*Given request*:
Each entry below is to be transcribed exactly.
**** Task input ****
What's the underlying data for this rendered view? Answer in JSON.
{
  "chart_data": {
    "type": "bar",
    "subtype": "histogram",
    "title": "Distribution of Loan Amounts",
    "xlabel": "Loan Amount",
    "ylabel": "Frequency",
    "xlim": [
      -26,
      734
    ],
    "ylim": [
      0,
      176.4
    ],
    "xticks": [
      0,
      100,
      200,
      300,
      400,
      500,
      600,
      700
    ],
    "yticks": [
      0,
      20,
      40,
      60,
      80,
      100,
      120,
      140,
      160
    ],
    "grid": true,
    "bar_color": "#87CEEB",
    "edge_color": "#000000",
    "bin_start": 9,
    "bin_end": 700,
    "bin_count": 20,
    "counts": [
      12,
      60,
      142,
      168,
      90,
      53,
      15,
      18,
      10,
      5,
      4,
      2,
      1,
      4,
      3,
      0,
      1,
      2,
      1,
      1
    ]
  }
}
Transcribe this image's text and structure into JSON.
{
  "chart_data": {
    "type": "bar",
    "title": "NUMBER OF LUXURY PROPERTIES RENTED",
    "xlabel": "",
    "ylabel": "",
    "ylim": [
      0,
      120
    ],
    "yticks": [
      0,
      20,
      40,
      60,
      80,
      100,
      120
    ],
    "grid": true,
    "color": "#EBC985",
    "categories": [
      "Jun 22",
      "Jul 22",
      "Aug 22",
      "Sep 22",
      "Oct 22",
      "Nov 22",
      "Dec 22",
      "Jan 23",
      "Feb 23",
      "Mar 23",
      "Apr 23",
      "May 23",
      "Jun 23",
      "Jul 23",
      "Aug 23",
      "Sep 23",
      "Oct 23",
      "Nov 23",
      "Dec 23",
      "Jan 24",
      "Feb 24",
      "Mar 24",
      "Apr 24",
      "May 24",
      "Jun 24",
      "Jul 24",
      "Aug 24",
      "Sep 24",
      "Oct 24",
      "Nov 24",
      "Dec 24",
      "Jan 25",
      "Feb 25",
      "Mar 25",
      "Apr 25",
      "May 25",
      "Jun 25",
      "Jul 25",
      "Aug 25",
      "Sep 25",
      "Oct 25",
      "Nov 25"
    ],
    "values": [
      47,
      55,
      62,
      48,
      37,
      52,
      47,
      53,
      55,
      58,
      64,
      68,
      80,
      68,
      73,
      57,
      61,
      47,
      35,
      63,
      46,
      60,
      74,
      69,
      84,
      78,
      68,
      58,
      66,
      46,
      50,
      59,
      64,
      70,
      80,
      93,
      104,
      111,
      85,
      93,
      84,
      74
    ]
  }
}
****
*Correct response*:
What's the underlying data for this rendered view? Answer in JSON.
{
  "chart_data": {
    "type": "bar",
    "subtype": "histogram",
    "title": "Distribution of Loan Amounts",
    "xlabel": "Loan Amount",
    "ylabel": "Frequency",
    "xlim": [
      -26,
      734
    ],
    "ylim": [
      0,
      176.4
    ],
    "xticks": [
      0,
      100,
      200,
      300,
      400,
      500,
      600,
      700
    ],
    "yticks": [
      0,
      20,
      40,
      60,
      80,
      100,
      120,
      140,
      160
    ],
    "grid": true,
    "bar_color": "#87CEEB",
    "edge_color": "#000000",
    "bin_start": 9,
    "bin_end": 700,
    "bin_count": 20,
    "counts": [
      12,
      60,
      142,
      168,
      90,
      53,
      15,
      18,
      10,
      5,
      4,
      2,
      1,
      4,
      3,
      0,
      1,
      2,
      1,
      1
    ]
  }
}
Transcribe this image's text and structure into JSON.
{
  "chart_data": {
    "type": "bar",
    "title": "NUMBER OF LUXURY PROPERTIES RENTED",
    "xlabel": "",
    "ylabel": "",
    "ylim": [
      0,
      120
    ],
    "yticks": [
      0,
      20,
      40,
      60,
      80,
      100,
      120
    ],
    "grid": true,
    "color": "#EBC985",
    "categories": [
      "Jun 22",
      "Jul 22",
      "Aug 22",
      "Sep 22",
      "Oct 22",
      "Nov 22",
      "Dec 22",
      "Jan 23",
      "Feb 23",
      "Mar 23",
      "Apr 23",
      "May 23",
      "Jun 23",
      "Jul 23",
      "Aug 23",
      "Sep 23",
      "Oct 23",
      "Nov 23",
      "Dec 23",
      "Jan 24",
      "Feb 24",
      "Mar 24",
      "Apr 24",
      "May 24",
      "Jun 24",
      "Jul 24",
      "Aug 24",
      "Sep 24",
      "Oct 24",
      "Nov 24",
      "Dec 24",
      "Jan 25",
      "Feb 25",
      "Mar 25",
      "Apr 25",
      "May 25",
      "Jun 25",
      "Jul 25",
      "Aug 25",
      "Sep 25",
      "Oct 25",
      "Nov 25"
    ],
    "values": [
      47,
      55,
      62,
      48,
      37,
      52,
      47,
      53,
      55,
      58,
      64,
      68,
      80,
      68,
      73,
      57,
      61,
      47,
      35,
      63,
      46,
      60,
      74,
      69,
      84,
      78,
      68,
      58,
      66,
      46,
      50,
      59,
      64,
      70,
      80,
      93,
      104,
      111,
      85,
      93,
      84,
      74
    ]
  }
}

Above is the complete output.